- Records for this exercise -

##############################

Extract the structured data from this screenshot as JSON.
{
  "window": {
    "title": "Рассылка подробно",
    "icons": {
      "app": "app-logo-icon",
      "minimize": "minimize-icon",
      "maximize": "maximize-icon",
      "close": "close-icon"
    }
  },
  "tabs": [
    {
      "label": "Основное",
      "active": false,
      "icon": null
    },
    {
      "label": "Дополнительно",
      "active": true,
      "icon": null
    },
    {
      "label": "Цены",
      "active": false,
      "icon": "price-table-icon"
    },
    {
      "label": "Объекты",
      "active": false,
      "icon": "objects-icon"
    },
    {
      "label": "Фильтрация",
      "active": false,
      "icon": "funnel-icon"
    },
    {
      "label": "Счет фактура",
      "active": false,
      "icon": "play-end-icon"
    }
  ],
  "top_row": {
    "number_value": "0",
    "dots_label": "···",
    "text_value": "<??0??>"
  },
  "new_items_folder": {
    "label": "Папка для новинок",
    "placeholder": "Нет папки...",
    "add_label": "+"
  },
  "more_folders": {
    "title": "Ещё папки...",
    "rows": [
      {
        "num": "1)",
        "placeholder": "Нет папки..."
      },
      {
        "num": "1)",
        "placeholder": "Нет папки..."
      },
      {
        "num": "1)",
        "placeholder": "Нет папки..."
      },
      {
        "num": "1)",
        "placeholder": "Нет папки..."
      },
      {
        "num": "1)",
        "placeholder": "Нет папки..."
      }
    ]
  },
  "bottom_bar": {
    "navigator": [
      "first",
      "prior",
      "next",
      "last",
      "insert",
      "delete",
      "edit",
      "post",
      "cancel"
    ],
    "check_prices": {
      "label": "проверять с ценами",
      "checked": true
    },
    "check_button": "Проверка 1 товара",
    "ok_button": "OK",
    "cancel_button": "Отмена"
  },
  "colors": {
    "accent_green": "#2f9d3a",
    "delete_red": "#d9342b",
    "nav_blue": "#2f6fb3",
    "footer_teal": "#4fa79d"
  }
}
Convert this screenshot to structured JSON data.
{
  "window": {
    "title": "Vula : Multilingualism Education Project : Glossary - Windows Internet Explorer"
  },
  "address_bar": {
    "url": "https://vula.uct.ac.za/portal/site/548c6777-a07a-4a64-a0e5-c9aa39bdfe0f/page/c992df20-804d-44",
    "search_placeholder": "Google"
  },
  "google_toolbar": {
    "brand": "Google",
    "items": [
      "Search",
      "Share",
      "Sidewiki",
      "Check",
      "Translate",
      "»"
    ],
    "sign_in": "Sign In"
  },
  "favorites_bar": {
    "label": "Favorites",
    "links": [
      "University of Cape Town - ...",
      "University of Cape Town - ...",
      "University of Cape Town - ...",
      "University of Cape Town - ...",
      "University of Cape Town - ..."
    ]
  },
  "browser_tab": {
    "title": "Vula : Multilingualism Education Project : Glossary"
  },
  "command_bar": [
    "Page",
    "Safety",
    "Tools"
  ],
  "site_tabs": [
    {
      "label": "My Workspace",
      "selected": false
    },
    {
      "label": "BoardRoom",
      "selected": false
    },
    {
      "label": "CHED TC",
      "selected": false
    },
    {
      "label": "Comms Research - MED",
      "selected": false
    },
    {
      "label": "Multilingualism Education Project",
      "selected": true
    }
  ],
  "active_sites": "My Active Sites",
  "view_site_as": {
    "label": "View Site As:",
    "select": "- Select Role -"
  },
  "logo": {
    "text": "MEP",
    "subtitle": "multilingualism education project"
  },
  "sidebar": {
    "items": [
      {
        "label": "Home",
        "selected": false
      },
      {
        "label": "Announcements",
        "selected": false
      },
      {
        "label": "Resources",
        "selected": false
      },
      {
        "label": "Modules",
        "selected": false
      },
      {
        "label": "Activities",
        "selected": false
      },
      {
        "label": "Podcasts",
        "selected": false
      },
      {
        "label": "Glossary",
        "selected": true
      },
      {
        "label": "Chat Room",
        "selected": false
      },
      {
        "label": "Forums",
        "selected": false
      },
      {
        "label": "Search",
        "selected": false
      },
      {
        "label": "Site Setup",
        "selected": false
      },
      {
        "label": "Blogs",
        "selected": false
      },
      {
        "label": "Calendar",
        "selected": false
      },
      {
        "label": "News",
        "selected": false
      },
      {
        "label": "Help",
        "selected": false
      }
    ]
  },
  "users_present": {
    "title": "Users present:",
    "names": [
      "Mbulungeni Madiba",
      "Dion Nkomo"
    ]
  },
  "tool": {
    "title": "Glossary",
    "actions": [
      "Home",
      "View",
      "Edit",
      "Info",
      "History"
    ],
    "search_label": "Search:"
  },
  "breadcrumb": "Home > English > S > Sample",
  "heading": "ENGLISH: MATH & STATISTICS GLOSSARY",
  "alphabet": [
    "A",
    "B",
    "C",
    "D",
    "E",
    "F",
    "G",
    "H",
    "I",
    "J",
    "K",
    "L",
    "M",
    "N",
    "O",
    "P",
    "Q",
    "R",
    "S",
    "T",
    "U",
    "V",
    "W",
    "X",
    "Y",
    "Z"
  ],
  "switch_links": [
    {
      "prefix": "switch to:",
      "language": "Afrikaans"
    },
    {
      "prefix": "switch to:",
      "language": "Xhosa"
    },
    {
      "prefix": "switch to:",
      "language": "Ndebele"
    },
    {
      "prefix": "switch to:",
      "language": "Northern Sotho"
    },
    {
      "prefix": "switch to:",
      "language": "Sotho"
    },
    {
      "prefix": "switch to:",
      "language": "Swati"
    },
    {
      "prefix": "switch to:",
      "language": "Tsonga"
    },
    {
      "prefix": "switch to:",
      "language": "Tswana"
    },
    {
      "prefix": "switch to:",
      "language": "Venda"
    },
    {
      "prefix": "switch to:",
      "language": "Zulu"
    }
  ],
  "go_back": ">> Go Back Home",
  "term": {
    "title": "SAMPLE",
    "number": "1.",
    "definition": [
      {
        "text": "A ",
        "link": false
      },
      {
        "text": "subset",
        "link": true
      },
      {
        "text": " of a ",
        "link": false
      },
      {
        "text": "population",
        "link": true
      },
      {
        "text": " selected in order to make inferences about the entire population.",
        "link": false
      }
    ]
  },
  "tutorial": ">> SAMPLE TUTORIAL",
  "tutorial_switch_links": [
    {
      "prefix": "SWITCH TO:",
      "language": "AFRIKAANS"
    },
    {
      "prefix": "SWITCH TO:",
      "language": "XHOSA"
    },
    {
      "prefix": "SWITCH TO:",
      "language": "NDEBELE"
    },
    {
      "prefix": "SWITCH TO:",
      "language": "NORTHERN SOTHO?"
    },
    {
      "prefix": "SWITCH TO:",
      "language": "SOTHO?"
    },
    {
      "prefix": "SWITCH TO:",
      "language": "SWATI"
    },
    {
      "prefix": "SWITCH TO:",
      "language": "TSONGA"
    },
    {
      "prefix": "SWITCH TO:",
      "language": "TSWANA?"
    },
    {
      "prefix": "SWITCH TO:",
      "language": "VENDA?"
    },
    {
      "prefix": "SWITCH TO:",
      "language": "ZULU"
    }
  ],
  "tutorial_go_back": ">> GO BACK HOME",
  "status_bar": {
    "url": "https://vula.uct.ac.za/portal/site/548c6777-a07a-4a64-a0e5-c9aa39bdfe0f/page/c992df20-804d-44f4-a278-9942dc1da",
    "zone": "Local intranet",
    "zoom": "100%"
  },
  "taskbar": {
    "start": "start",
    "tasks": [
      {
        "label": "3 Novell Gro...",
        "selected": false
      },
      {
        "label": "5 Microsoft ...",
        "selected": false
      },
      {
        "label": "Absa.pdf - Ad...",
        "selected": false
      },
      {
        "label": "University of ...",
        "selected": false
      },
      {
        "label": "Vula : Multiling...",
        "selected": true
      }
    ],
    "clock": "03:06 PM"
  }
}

##############################

- Required work -
Find the word "https" in the records and pull out each line that has it.

- Output of the exercise -
    "url": "https://vula.uct.ac.za/portal/site/548c6777-a07a-4a64-a0e5-c9aa39bdfe0f/page/c992df20-804d-44",
    "url": "https://vula.uct.ac.za/portal/site/548c6777-a07a-4a64-a0e5-c9aa39bdfe0f/page/c992df20-804d-44f4-a278-9942dc1da",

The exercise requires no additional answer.